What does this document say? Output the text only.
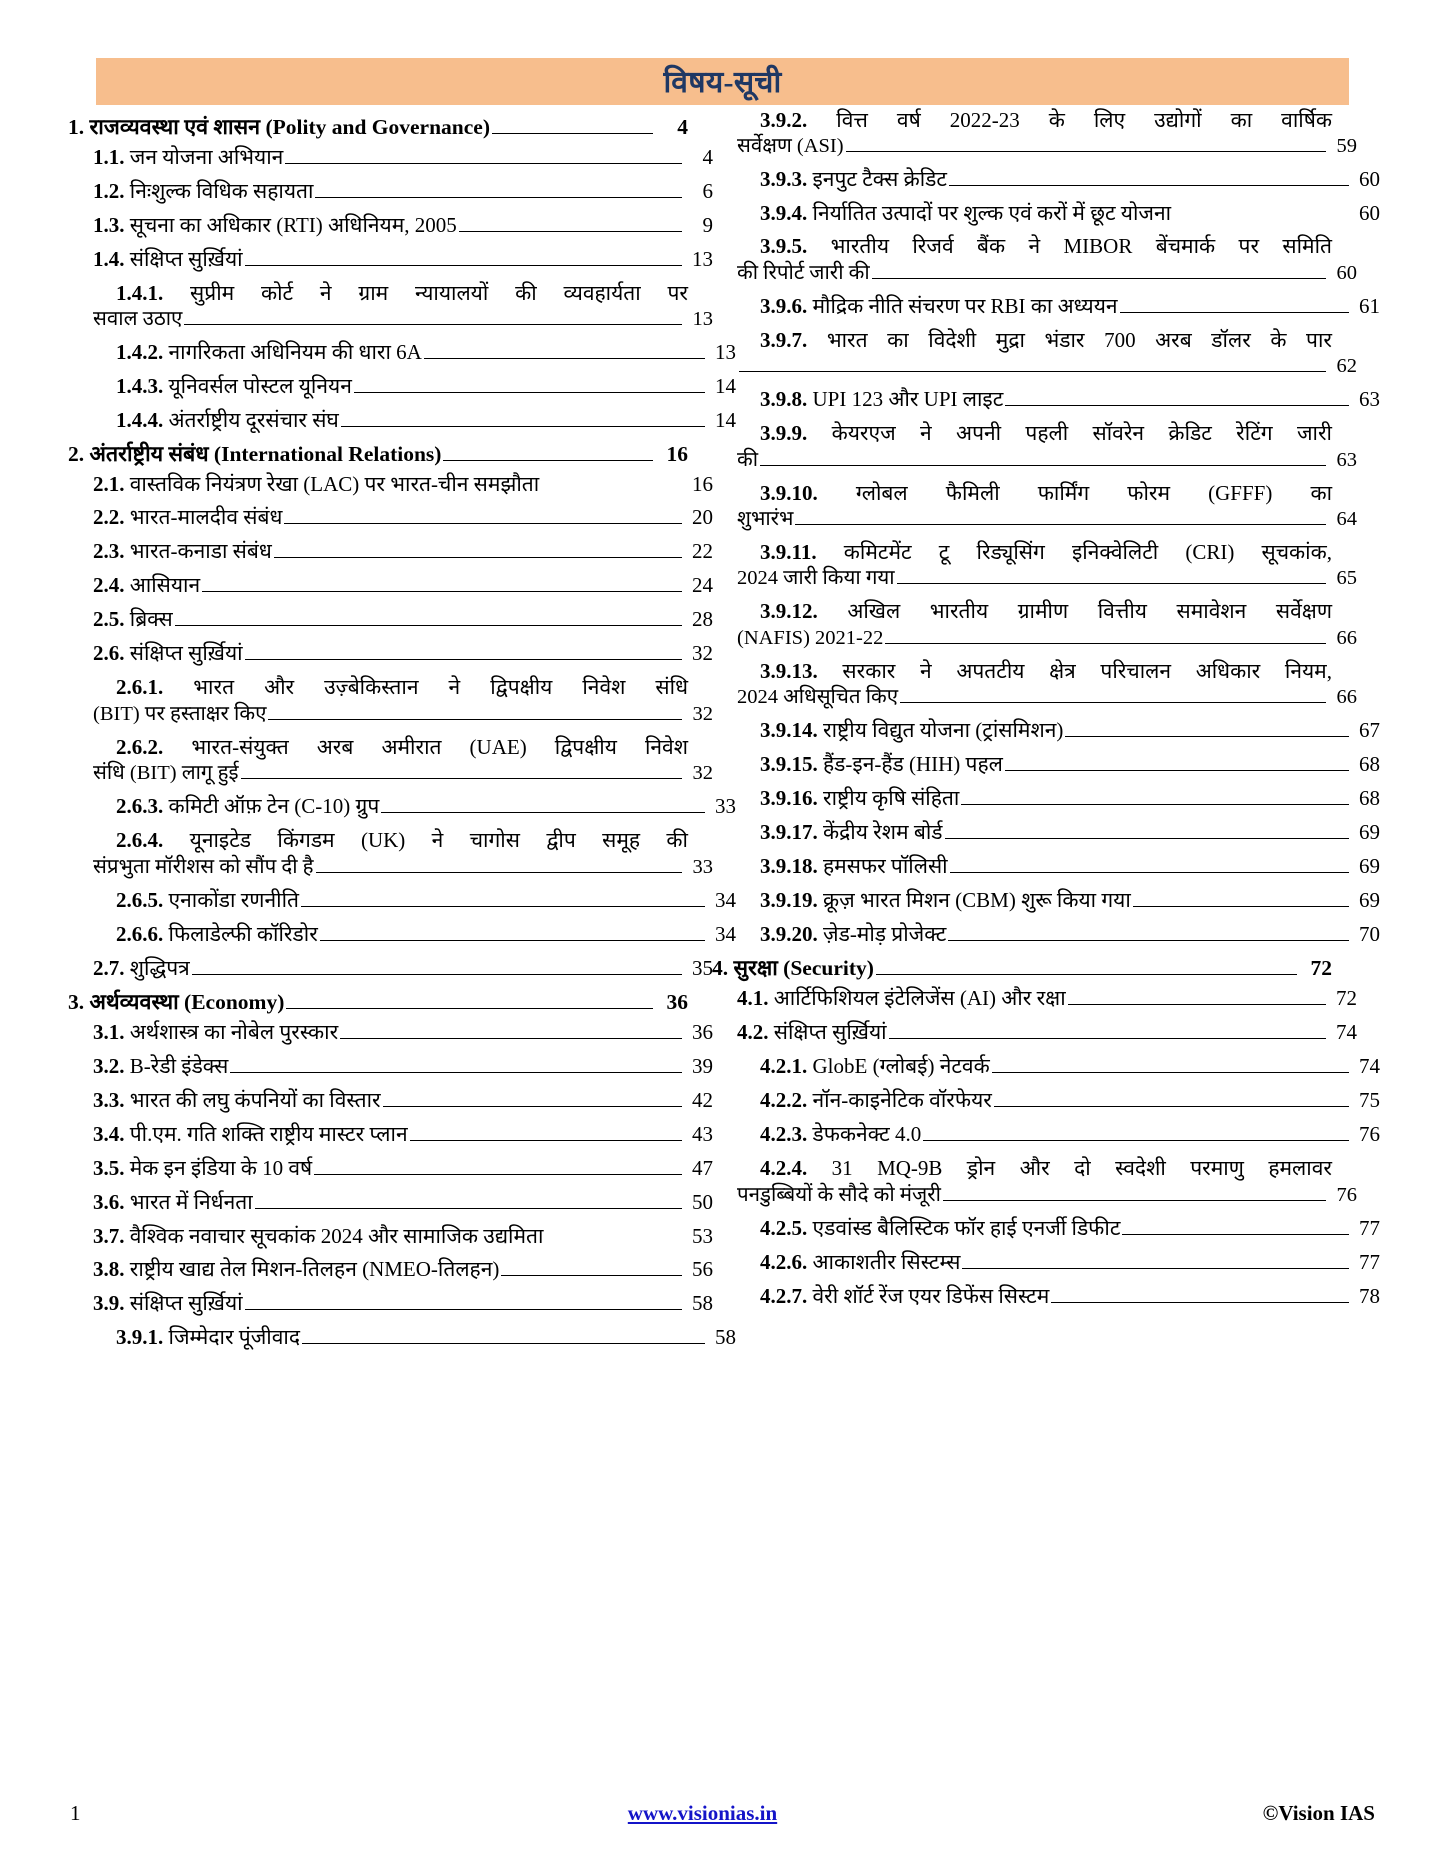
विषय-सूची
1. राजव्यवस्था एवं शासन (Polity and Governance)	4
1.1. जन योजना अभियान	4
1.2. निःशुल्क विधिक सहायता	6
1.3. सूचना का अधिकार (RTI) अधिनियम, 2005	9
1.4. संक्षिप्त सुर्ख़ियां	13
1.4.1. सुप्रीम कोर्ट ने ग्राम न्यायालयों की व्यवहार्यता पर
सवाल उठाए	13
1.4.2. नागरिकता अधिनियम की धारा 6A	13
1.4.3. यूनिवर्सल पोस्टल यूनियन	14
1.4.4. अंतर्राष्ट्रीय दूरसंचार संघ	14
2. अंतर्राष्ट्रीय संबंध (International Relations)	16
2.1. वास्तविक नियंत्रण रेखा (LAC) पर भारत-चीन समझौता	16
2.2. भारत-मालदीव संबंध	20
2.3. भारत-कनाडा संबंध	22
2.4. आसियान	24
2.5. ब्रिक्स	28
2.6. संक्षिप्त सुर्ख़ियां	32
2.6.1. भारत और उज़्बेकिस्तान ने द्विपक्षीय निवेश संधि
(BIT) पर हस्ताक्षर किए	32
2.6.2. भारत-संयुक्त अरब अमीरात (UAE) द्विपक्षीय निवेश
संधि (BIT) लागू हुई	32
2.6.3. कमिटी ऑफ़ टेन (C-10) ग्रुप	33
2.6.4. यूनाइटेड किंगडम (UK) ने चागोस द्वीप समूह की
संप्रभुता मॉरीशस को सौंप दी है	33
2.6.5. एनाकोंडा रणनीति	34
2.6.6. फिलाडेल्फी कॉरिडोर	34
2.7. शुद्धिपत्र	35
3. अर्थव्यवस्था (Economy)	36
3.1. अर्थशास्त्र का नोबेल पुरस्कार	36
3.2. B-रेडी इंडेक्स	39
3.3. भारत की लघु कंपनियों का विस्तार	42
3.4. पी.एम. गति शक्ति राष्ट्रीय मास्टर प्लान	43
3.5. मेक इन इंडिया के 10 वर्ष	47
3.6. भारत में निर्धनता	50
3.7. वैश्विक नवाचार सूचकांक 2024 और सामाजिक उद्यमिता	53
3.8. राष्ट्रीय खाद्य तेल मिशन-तिलहन (NMEO-तिलहन)	56
3.9. संक्षिप्त सुर्ख़ियां	58
3.9.1. जिम्मेदार पूंजीवाद	58
3.9.2. वित्त वर्ष 2022-23 के लिए उद्योगों का वार्षिक
सर्वेक्षण (ASI)	59
3.9.3. इनपुट टैक्स क्रेडिट	60
3.9.4. निर्यातित उत्पादों पर शुल्क एवं करों में छूट योजना	60
3.9.5. भारतीय रिजर्व बैंक ने MIBOR बेंचमार्क पर समिति
की रिपोर्ट जारी की	60
3.9.6. मौद्रिक नीति संचरण पर RBI का अध्ययन	61
3.9.7. भारत का विदेशी मुद्रा भंडार 700 अरब डॉलर के पार
62
3.9.8. UPI 123 और UPI लाइट	63
3.9.9. केयरएज ने अपनी पहली सॉवरेन क्रेडिट रेटिंग जारी
की	63
3.9.10. ग्लोबल फैमिली फार्मिंग फोरम (GFFF) का
शुभारंभ	64
3.9.11. कमिटमेंट टू रिड्यूसिंग इनिक्वेलिटी (CRI) सूचकांक,
2024 जारी किया गया	65
3.9.12. अखिल भारतीय ग्रामीण वित्तीय समावेशन सर्वेक्षण
(NAFIS) 2021-22	66
3.9.13. सरकार ने अपतटीय क्षेत्र परिचालन अधिकार नियम,
2024 अधिसूचित किए	66
3.9.14. राष्ट्रीय विद्युत योजना (ट्रांसमिशन)	67
3.9.15. हैंड-इन-हैंड (HIH) पहल	68
3.9.16. राष्ट्रीय कृषि संहिता	68
3.9.17. केंद्रीय रेशम बोर्ड	69
3.9.18. हमसफर पॉलिसी	69
3.9.19. क्रूज़ भारत मिशन (CBM) शुरू किया गया	69
3.9.20. ज़ेड-मोड़ प्रोजेक्ट	70
4. सुरक्षा (Security)	72
4.1. आर्टिफिशियल इंटेलिजेंस (AI) और रक्षा	72
4.2. संक्षिप्त सुर्ख़ियां	74
4.2.1. GlobE (ग्लोबई) नेटवर्क	74
4.2.2. नॉन-काइनेटिक वॉरफेयर	75
4.2.3. डेफकनेक्ट 4.0	76
4.2.4. 31 MQ-9B ड्रोन और दो स्वदेशी परमाणु हमलावर
पनडुब्बियों के सौदे को मंजूरी	76
4.2.5. एडवांस्ड बैलिस्टिक फॉर हाई एनर्जी डिफीट	77
4.2.6. आकाशतीर सिस्टम्स	77
4.2.7. वेरी शॉर्ट रेंज एयर डिफेंस सिस्टम	78
1	www.visionias.in	©Vision IAS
##########
Challenge
In this exercise, set down all of the data exactly, without the pictures.

Task response
What does this document say? Output the text only.
विषय-सूची
1. राजव्यवस्था एवं शासन (Polity and Governance)	4
1.1. जन योजना अभियान	4
1.2. निःशुल्क विधिक सहायता	6
1.3. सूचना का अधिकार (RTI) अधिनियम, 2005	9
1.4. संक्षिप्त सुर्ख़ियां	13
1.4.1. सुप्रीम कोर्ट ने ग्राम न्यायालयों की व्यवहार्यता पर
सवाल उठाए	13
1.4.2. नागरिकता अधिनियम की धारा 6A	13
1.4.3. यूनिवर्सल पोस्टल यूनियन	14
1.4.4. अंतर्राष्ट्रीय दूरसंचार संघ	14
2. अंतर्राष्ट्रीय संबंध (International Relations)	16
2.1. वास्तविक नियंत्रण रेखा (LAC) पर भारत-चीन समझौता	16
2.2. भारत-मालदीव संबंध	20
2.3. भारत-कनाडा संबंध	22
2.4. आसियान	24
2.5. ब्रिक्स	28
2.6. संक्षिप्त सुर्ख़ियां	32
2.6.1. भारत और उज़्बेकिस्तान ने द्विपक्षीय निवेश संधि
(BIT) पर हस्ताक्षर किए	32
2.6.2. भारत-संयुक्त अरब अमीरात (UAE) द्विपक्षीय निवेश
संधि (BIT) लागू हुई	32
2.6.3. कमिटी ऑफ़ टेन (C-10) ग्रुप	33
2.6.4. यूनाइटेड किंगडम (UK) ने चागोस द्वीप समूह की
संप्रभुता मॉरीशस को सौंप दी है	33
2.6.5. एनाकोंडा रणनीति	34
2.6.6. फिलाडेल्फी कॉरिडोर	34
2.7. शुद्धिपत्र	35
3. अर्थव्यवस्था (Economy)	36
3.1. अर्थशास्त्र का नोबेल पुरस्कार	36
3.2. B-रेडी इंडेक्स	39
3.3. भारत की लघु कंपनियों का विस्तार	42
3.4. पी.एम. गति शक्ति राष्ट्रीय मास्टर प्लान	43
3.5. मेक इन इंडिया के 10 वर्ष	47
3.6. भारत में निर्धनता	50
3.7. वैश्विक नवाचार सूचकांक 2024 और सामाजिक उद्यमिता	53
3.8. राष्ट्रीय खाद्य तेल मिशन-तिलहन (NMEO-तिलहन)	56
3.9. संक्षिप्त सुर्ख़ियां	58
3.9.1. जिम्मेदार पूंजीवाद	58
3.9.2. वित्त वर्ष 2022-23 के लिए उद्योगों का वार्षिक
सर्वेक्षण (ASI)	59
3.9.3. इनपुट टैक्स क्रेडिट	60
3.9.4. निर्यातित उत्पादों पर शुल्क एवं करों में छूट योजना	60
3.9.5. भारतीय रिजर्व बैंक ने MIBOR बेंचमार्क पर समिति
की रिपोर्ट जारी की	60
3.9.6. मौद्रिक नीति संचरण पर RBI का अध्ययन	61
3.9.7. भारत का विदेशी मुद्रा भंडार 700 अरब डॉलर के पार
62
3.9.8. UPI 123 और UPI लाइट	63
3.9.9. केयरएज ने अपनी पहली सॉवरेन क्रेडिट रेटिंग जारी
की	63
3.9.10. ग्लोबल फैमिली फार्मिंग फोरम (GFFF) का
शुभारंभ	64
3.9.11. कमिटमेंट टू रिड्यूसिंग इनिक्वेलिटी (CRI) सूचकांक,
2024 जारी किया गया	65
3.9.12. अखिल भारतीय ग्रामीण वित्तीय समावेशन सर्वेक्षण
(NAFIS) 2021-22	66
3.9.13. सरकार ने अपतटीय क्षेत्र परिचालन अधिकार नियम,
2024 अधिसूचित किए	66
3.9.14. राष्ट्रीय विद्युत योजना (ट्रांसमिशन)	67
3.9.15. हैंड-इन-हैंड (HIH) पहल	68
3.9.16. राष्ट्रीय कृषि संहिता	68
3.9.17. केंद्रीय रेशम बोर्ड	69
3.9.18. हमसफर पॉलिसी	69
3.9.19. क्रूज़ भारत मिशन (CBM) शुरू किया गया	69
3.9.20. ज़ेड-मोड़ प्रोजेक्ट	70
4. सुरक्षा (Security)	72
4.1. आर्टिफिशियल इंटेलिजेंस (AI) और रक्षा	72
4.2. संक्षिप्त सुर्ख़ियां	74
4.2.1. GlobE (ग्लोबई) नेटवर्क	74
4.2.2. नॉन-काइनेटिक वॉरफेयर	75
4.2.3. डेफकनेक्ट 4.0	76
4.2.4. 31 MQ-9B ड्रोन और दो स्वदेशी परमाणु हमलावर
पनडुब्बियों के सौदे को मंजूरी	76
4.2.5. एडवांस्ड बैलिस्टिक फॉर हाई एनर्जी डिफीट	77
4.2.6. आकाशतीर सिस्टम्स	77
4.2.7. वेरी शॉर्ट रेंज एयर डिफेंस सिस्टम	78
1	www.visionias.in	©Vision IAS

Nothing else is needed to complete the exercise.